**Task statement**
Beginning at the line that contains "Read out every word on this page.", transcribe the remaining lines of the listing exactly; include the final line and omit everything before.

**Working data**

----------

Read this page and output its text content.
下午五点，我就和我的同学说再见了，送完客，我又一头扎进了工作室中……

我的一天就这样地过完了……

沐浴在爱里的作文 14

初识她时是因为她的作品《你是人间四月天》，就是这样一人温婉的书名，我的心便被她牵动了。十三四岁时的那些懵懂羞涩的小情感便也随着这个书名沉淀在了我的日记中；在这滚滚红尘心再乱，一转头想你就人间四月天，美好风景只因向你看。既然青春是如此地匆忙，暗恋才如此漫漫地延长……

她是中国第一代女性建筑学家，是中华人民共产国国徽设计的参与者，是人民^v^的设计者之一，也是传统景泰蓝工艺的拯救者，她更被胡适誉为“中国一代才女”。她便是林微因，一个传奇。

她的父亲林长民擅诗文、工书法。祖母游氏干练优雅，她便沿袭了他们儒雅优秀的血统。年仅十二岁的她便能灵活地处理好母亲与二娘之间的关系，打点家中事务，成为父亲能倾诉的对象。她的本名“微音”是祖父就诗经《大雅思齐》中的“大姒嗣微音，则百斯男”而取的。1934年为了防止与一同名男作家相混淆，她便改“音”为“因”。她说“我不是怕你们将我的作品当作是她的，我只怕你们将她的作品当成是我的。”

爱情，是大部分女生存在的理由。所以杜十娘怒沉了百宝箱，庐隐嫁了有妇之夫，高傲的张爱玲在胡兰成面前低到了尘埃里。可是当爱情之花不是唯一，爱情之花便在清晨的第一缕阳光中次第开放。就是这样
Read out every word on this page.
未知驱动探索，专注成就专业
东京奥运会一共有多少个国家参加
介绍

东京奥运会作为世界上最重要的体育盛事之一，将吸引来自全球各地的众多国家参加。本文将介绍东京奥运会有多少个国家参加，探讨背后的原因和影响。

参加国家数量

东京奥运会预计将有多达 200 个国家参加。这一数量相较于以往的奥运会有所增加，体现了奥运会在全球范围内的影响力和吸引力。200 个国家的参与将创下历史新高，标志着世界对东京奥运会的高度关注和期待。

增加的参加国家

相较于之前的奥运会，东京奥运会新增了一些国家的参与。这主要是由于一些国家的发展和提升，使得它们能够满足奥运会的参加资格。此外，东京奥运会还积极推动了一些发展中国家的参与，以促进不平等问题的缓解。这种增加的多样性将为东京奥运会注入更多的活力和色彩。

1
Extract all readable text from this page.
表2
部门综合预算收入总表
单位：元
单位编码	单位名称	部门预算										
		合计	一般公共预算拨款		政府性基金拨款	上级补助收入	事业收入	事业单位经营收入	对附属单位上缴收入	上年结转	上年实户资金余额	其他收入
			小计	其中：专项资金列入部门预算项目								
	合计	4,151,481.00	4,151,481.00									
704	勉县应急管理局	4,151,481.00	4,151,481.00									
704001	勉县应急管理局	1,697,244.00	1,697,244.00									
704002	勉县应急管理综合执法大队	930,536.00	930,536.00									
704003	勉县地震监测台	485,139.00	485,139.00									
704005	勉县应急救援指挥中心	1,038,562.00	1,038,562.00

----------

**Solution for this exercise**
Read out every word on this page.
未知驱动探索，专注成就专业
东京奥运会一共有多少个国家参加
介绍

东京奥运会作为世界上最重要的体育盛事之一，将吸引来自全球各地的众多国家参加。本文将介绍东京奥运会有多少个国家参加，探讨背后的原因和影响。

参加国家数量

东京奥运会预计将有多达 200 个国家参加。这一数量相较于以往的奥运会有所增加，体现了奥运会在全球范围内的影响力和吸引力。200 个国家的参与将创下历史新高，标志着世界对东京奥运会的高度关注和期待。

增加的参加国家

相较于之前的奥运会，东京奥运会新增了一些国家的参与。这主要是由于一些国家的发展和提升，使得它们能够满足奥运会的参加资格。此外，东京奥运会还积极推动了一些发展中国家的参与，以促进不平等问题的缓解。这种增加的多样性将为东京奥运会注入更多的活力和色彩。

1
Extract all readable text from this page.
表2
部门综合预算收入总表
单位：元
单位编码	单位名称	部门预算										
		合计	一般公共预算拨款		政府性基金拨款	上级补助收入	事业收入	事业单位经营收入	对附属单位上缴收入	上年结转	上年实户资金余额	其他收入
			小计	其中：专项资金列入部门预算项目								
	合计	4,151,481.00	4,151,481.00									
704	勉县应急管理局	4,151,481.00	4,151,481.00									
704001	勉县应急管理局	1,697,244.00	1,697,244.00									
704002	勉县应急管理综合执法大队	930,536.00	930,536.00									
704003	勉县地震监测台	485,139.00	485,139.00									
704005	勉县应急救援指挥中心	1,038,562.00	1,038,562.00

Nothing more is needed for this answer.